Сохраненные данные

# # # #

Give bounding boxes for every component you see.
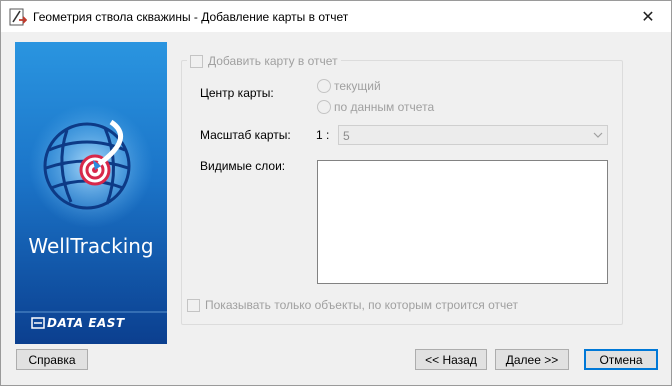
scale-label: Масштаб карты: bbox=[200, 128, 291, 142]
add-map-label: Добавить карту в отчет bbox=[208, 54, 338, 68]
show-only-checkbox[interactable]: Показывать только объекты, по которым ст… bbox=[187, 298, 518, 312]
dialog-window: Геометрия ствола скважины - Добавление к… bbox=[0, 0, 672, 386]
window-title: Геометрия ствола скважины - Добавление к… bbox=[33, 10, 349, 24]
center-current-radio[interactable] bbox=[317, 79, 331, 93]
map-center-label: Центр карты: bbox=[200, 86, 274, 100]
scale-value: 5 bbox=[343, 129, 350, 143]
banner-product-name: WellTracking bbox=[28, 234, 154, 258]
close-icon: ✕ bbox=[641, 8, 655, 26]
back-button[interactable]: << Назад bbox=[415, 349, 487, 370]
show-only-checkbox-box[interactable] bbox=[187, 298, 200, 312]
visible-layers-label: Видимые слои: bbox=[200, 159, 286, 173]
close-button[interactable]: ✕ bbox=[625, 1, 671, 32]
center-report-label: по данным отчета bbox=[334, 100, 435, 114]
scale-prefix: 1 : bbox=[316, 128, 330, 142]
banner-brand: DATA EAST bbox=[47, 316, 125, 330]
add-map-checkbox-box[interactable] bbox=[190, 54, 203, 68]
app-icon bbox=[9, 8, 28, 26]
chevron-down-icon[interactable] bbox=[593, 129, 603, 141]
add-map-checkbox[interactable]: Добавить карту в отчет bbox=[187, 53, 341, 69]
show-only-label: Показывать только объекты, по которым ст… bbox=[205, 298, 519, 312]
scale-combobox[interactable]: 5 bbox=[338, 125, 608, 145]
next-button[interactable]: Далее >> bbox=[495, 349, 569, 370]
visible-layers-list[interactable] bbox=[317, 160, 608, 284]
center-current-label: текущий bbox=[334, 79, 381, 93]
product-banner: WellTracking DATA EAST bbox=[15, 42, 167, 344]
cancel-button[interactable]: Отмена bbox=[584, 349, 658, 370]
title-bar: Геометрия ствола скважины - Добавление к… bbox=[1, 1, 671, 32]
help-button[interactable]: Справка bbox=[16, 349, 88, 370]
center-report-radio[interactable] bbox=[317, 100, 331, 114]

# # # #

• [Цель задания]: Перепишите все приведенные выше строки в виде нумерованного списка, опустив пустые строки. Изображения в ответ не включайте.

• [Решение задания]:
1. Give bounding boxes for every component you see.
2. scale-label: Масштаб карты: bbox=[200, 128, 291, 142]
3. add-map-label: Добавить карту в отчет bbox=[208, 54, 338, 68]
4. show-only-checkbox[interactable]: Показывать только объекты, по которым ст… bbox=[187, 298, 518, 312]
5. dialog-window: Геометрия ствола скважины - Добавление к… bbox=[0, 0, 672, 386]
6. window-title: Геометрия ствола скважины - Добавление к… bbox=[33, 10, 349, 24]
7. center-current-radio[interactable] bbox=[317, 79, 331, 93]
8. map-center-label: Центр карты: bbox=[200, 86, 274, 100]
9. scale-value: 5 bbox=[343, 129, 350, 143]
10. banner-product-name: WellTracking bbox=[28, 234, 154, 258]
11. close-icon: ✕ bbox=[641, 8, 655, 26]
12. back-button[interactable]: << Назад bbox=[415, 349, 487, 370]
13. show-only-checkbox-box[interactable] bbox=[187, 298, 200, 312]
14. visible-layers-label: Видимые слои: bbox=[200, 159, 286, 173]
15. close-button[interactable]: ✕ bbox=[625, 1, 671, 32]
16. center-report-label: по данным отчета bbox=[334, 100, 435, 114]
17. scale-prefix: 1 : bbox=[316, 128, 330, 142]
18. banner-brand: DATA EAST bbox=[47, 316, 125, 330]
19. add-map-checkbox-box[interactable] bbox=[190, 54, 203, 68]
20. app-icon bbox=[9, 8, 28, 26]
21. chevron-down-icon[interactable] bbox=[593, 129, 603, 141]
22. add-map-checkbox[interactable]: Добавить карту в отчет bbox=[187, 53, 341, 69]
23. show-only-label: Показывать только объекты, по которым ст… bbox=[205, 298, 519, 312]
24. scale-combobox[interactable]: 5 bbox=[338, 125, 608, 145]
25. next-button[interactable]: Далее >> bbox=[495, 349, 569, 370]
26. visible-layers-list[interactable] bbox=[317, 160, 608, 284]
27. center-current-label: текущий bbox=[334, 79, 381, 93]
28. product-banner: WellTracking DATA EAST bbox=[15, 42, 167, 344]
29. cancel-button[interactable]: Отмена bbox=[584, 349, 658, 370]
30. title-bar: Геометрия ствола скважины - Добавление к… bbox=[1, 1, 671, 32]
31. help-button[interactable]: Справка bbox=[16, 349, 88, 370]
32. center-report-radio[interactable] bbox=[317, 100, 331, 114]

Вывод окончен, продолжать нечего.